▶ **TASK INSTRUCTIONS**: Tally every line of the listing where the string "Sainte" is found, and state the total alone.

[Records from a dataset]

— start —

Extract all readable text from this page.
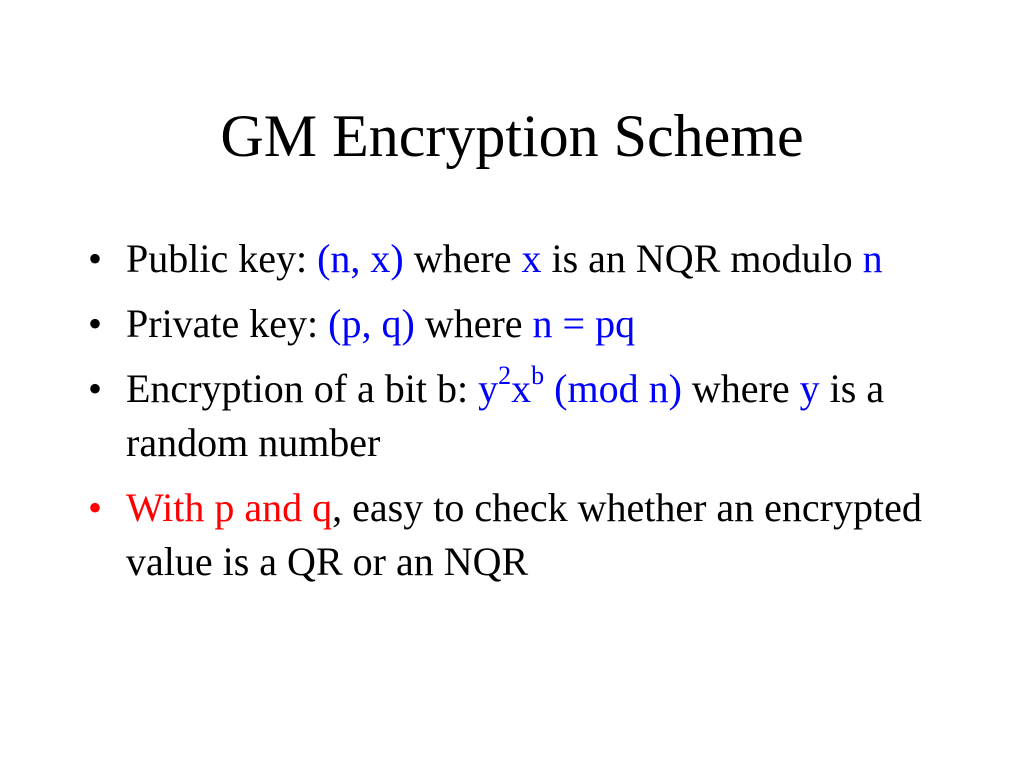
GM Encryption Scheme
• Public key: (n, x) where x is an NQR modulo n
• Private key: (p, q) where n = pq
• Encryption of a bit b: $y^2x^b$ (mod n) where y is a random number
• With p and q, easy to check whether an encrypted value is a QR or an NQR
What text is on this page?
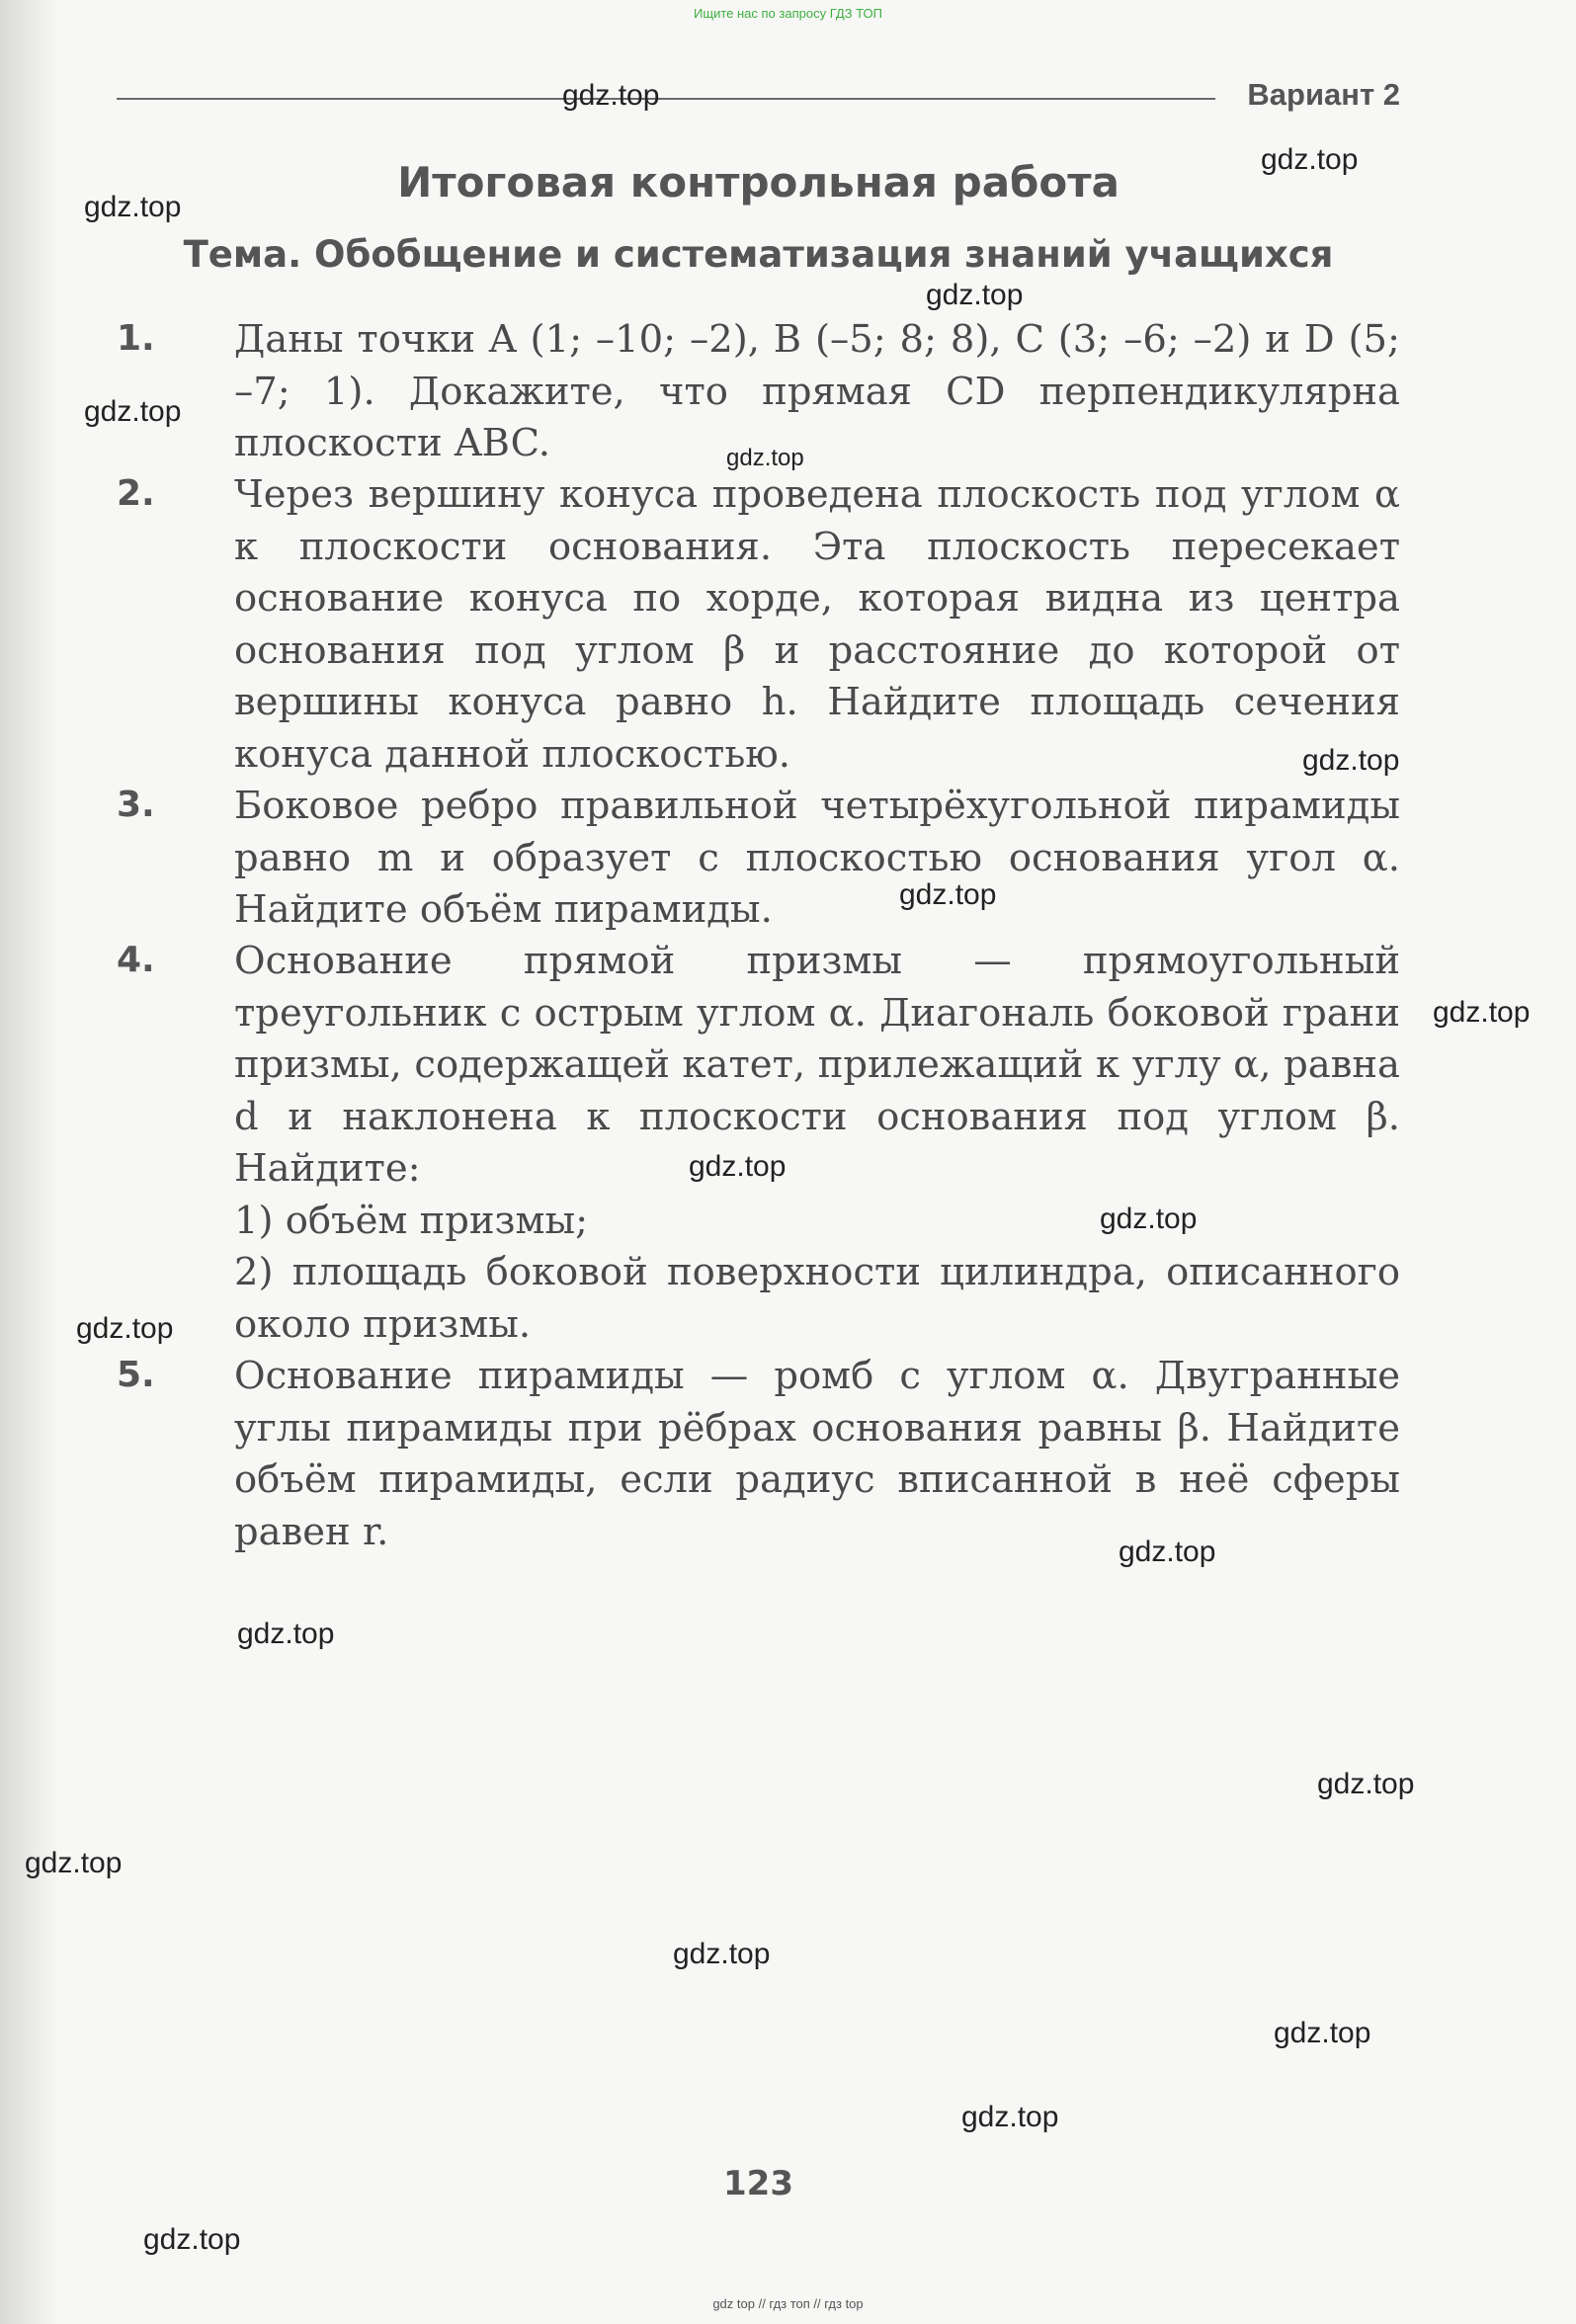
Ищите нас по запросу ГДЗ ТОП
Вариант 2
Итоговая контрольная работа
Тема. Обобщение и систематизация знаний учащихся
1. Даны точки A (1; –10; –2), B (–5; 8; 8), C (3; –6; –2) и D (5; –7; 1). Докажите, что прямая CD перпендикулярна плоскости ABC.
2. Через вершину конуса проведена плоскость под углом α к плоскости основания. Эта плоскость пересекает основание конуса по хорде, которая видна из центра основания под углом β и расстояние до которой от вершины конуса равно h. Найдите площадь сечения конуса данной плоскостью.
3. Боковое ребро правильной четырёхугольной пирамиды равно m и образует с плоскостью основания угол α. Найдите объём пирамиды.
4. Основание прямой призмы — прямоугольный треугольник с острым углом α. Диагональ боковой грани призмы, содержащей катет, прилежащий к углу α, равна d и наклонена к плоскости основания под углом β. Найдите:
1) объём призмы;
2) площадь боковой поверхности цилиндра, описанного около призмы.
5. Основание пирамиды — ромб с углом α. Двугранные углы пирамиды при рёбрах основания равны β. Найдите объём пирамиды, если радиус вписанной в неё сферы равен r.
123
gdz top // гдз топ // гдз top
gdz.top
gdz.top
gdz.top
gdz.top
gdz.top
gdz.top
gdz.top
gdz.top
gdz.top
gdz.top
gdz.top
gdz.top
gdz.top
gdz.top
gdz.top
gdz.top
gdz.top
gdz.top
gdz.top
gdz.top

— end —
— start —

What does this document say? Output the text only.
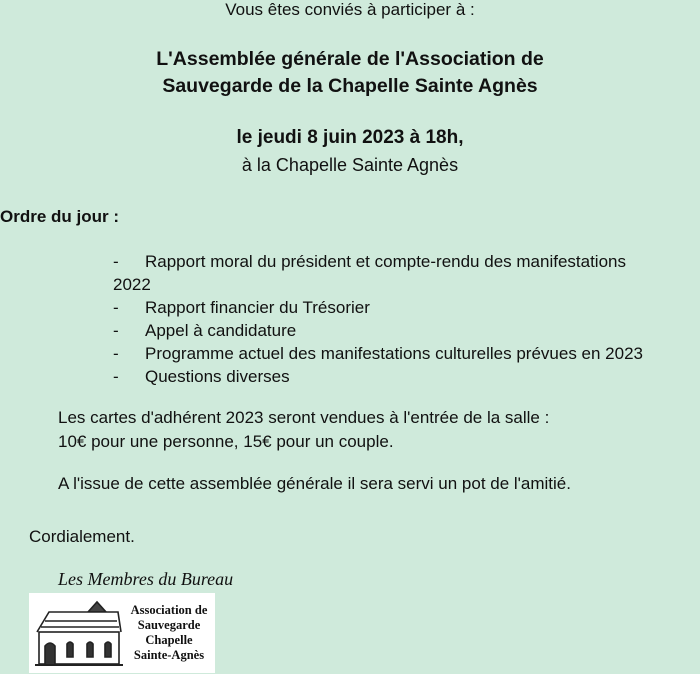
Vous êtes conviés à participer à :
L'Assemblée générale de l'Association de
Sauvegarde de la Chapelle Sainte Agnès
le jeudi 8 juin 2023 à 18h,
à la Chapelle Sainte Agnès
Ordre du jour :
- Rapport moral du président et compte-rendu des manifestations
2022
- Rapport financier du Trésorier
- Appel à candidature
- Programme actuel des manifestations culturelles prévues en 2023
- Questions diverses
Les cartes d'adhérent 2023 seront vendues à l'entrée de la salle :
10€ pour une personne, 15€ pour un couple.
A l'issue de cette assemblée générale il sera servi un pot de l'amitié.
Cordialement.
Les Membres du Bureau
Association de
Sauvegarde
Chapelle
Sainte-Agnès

— end —

▶ **ANSWER FOR THE TASK**: 3